• TASK INPUT:
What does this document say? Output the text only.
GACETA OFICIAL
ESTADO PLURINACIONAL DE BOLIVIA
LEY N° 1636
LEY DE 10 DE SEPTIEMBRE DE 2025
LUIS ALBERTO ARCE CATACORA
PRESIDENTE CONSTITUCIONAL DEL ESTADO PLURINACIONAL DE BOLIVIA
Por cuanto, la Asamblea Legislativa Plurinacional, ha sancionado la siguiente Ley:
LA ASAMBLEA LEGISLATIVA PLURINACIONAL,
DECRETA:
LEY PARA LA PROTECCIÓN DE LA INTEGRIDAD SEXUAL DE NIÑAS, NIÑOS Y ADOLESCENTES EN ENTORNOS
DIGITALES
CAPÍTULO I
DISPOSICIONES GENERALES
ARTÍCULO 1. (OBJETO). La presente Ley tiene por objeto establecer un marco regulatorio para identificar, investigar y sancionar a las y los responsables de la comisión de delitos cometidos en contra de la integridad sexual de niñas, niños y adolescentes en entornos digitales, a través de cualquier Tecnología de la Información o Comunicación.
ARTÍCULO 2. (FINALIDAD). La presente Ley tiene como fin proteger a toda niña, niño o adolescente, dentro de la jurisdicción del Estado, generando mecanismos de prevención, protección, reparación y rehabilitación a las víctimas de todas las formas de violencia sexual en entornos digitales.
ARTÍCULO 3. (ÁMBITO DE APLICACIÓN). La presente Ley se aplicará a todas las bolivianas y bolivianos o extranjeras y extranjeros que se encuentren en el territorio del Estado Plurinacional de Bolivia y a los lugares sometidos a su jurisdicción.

* * *

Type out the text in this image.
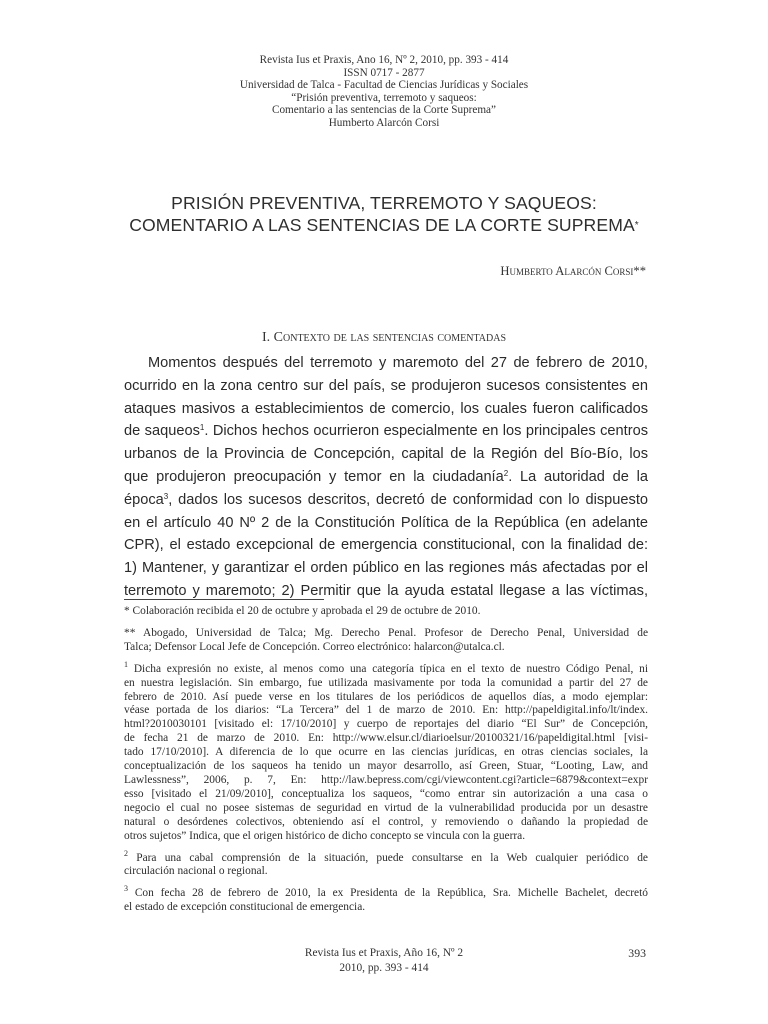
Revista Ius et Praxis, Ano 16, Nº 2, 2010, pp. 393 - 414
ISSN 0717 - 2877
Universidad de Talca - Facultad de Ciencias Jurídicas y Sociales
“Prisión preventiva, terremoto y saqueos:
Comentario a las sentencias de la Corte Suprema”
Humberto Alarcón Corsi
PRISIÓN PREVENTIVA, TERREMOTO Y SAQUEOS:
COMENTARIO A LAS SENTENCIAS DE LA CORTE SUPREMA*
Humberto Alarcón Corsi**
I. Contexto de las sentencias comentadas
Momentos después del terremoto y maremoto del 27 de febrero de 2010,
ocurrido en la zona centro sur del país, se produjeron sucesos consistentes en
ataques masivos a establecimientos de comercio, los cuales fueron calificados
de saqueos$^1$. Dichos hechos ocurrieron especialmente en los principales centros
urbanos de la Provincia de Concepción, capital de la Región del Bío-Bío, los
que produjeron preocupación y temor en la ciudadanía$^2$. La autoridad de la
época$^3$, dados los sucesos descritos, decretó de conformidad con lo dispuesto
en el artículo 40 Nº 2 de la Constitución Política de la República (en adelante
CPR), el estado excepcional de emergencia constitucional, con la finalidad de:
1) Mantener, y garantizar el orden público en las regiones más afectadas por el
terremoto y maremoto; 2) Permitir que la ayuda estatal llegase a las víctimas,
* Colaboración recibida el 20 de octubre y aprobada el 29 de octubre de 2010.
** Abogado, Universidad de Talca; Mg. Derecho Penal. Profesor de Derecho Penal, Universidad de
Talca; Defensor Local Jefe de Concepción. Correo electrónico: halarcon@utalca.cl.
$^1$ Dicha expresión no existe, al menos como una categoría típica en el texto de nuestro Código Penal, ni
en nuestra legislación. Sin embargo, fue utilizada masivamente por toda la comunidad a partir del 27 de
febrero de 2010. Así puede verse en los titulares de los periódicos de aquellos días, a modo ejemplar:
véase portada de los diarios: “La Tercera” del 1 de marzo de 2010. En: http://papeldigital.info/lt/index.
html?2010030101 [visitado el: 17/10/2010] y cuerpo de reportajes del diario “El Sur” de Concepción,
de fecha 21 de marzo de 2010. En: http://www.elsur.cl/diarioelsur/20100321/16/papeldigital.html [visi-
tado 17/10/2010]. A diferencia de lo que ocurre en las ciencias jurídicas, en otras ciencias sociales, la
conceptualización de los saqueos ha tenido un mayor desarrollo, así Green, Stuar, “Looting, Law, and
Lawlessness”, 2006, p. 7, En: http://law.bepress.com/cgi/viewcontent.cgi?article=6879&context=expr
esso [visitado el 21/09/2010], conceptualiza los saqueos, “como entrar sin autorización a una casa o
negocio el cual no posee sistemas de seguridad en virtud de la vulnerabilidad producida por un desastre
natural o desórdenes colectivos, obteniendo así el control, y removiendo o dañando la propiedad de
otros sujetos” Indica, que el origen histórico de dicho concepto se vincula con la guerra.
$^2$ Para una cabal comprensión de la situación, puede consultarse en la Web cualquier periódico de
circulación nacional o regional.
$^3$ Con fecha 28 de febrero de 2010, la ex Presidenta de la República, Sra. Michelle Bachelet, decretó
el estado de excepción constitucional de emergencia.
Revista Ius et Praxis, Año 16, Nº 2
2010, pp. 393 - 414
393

==

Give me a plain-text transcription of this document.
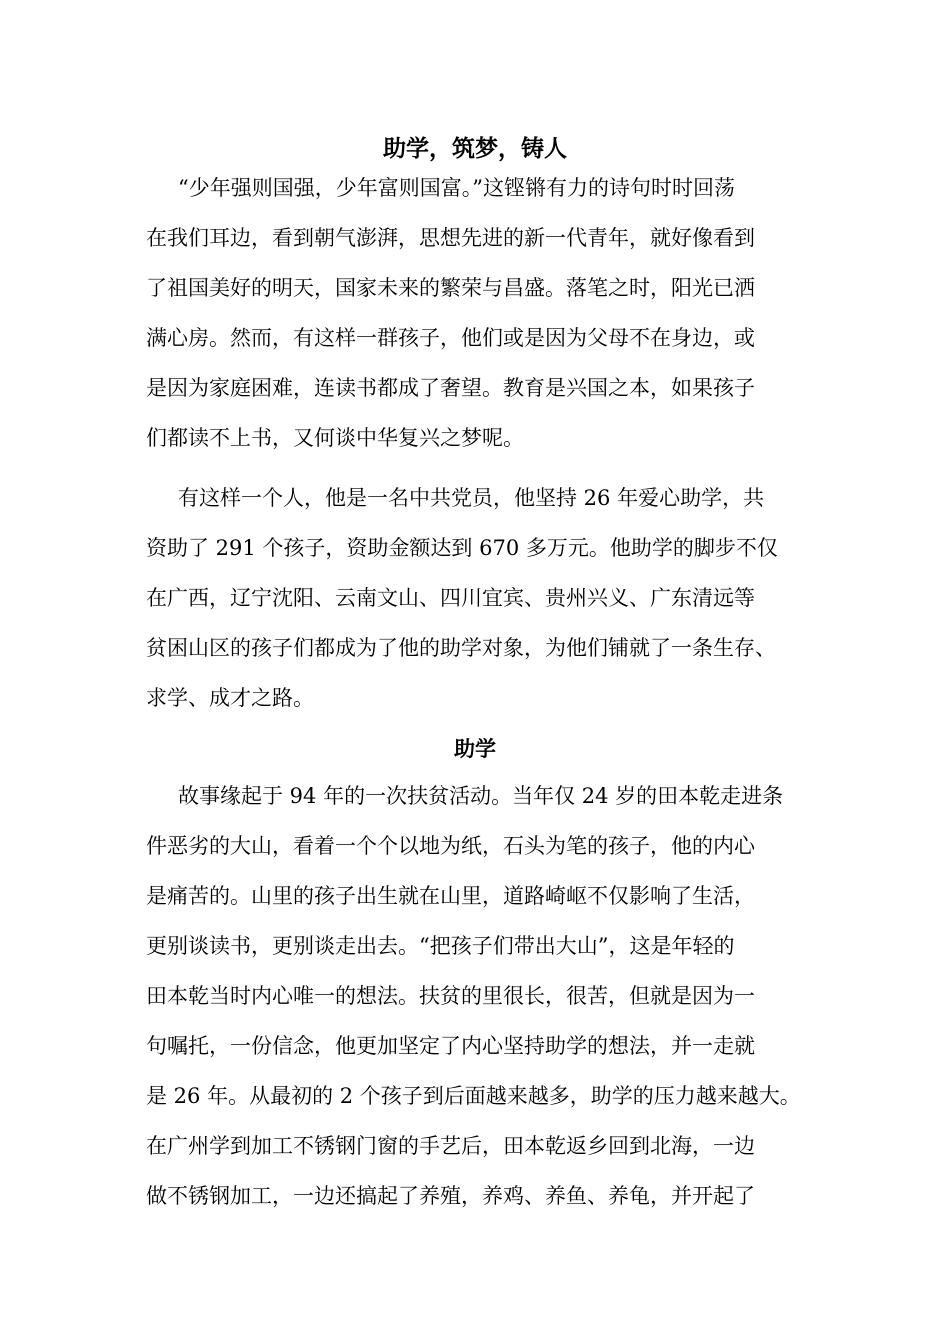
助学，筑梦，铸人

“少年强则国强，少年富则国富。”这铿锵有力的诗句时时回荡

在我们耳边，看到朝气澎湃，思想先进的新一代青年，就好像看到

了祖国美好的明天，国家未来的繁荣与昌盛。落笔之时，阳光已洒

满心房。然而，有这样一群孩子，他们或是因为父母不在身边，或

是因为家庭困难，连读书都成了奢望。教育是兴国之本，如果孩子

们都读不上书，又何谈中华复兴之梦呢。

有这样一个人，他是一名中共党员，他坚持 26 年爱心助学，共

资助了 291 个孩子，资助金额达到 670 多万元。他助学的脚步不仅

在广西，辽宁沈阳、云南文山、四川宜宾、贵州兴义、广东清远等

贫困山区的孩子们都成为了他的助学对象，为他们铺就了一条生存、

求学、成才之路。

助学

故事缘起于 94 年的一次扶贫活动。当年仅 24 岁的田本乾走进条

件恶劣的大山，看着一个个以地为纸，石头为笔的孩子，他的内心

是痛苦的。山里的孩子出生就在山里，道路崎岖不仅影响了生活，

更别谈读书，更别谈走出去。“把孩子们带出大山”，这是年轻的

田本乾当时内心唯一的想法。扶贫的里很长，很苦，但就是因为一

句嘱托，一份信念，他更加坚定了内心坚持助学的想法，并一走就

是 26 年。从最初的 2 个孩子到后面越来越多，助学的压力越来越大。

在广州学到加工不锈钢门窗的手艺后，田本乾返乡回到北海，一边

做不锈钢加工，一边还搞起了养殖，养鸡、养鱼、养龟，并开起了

• WORK TO COMPLETE: Identify all lines in the records above with the word "maremoto".

• RESPONSE BELOW:
Momentos después del terremoto y maremoto del 27 de febrero de 2010,
terremoto y maremoto; 2) Permitir que la ayuda estatal llegase a las víctimas,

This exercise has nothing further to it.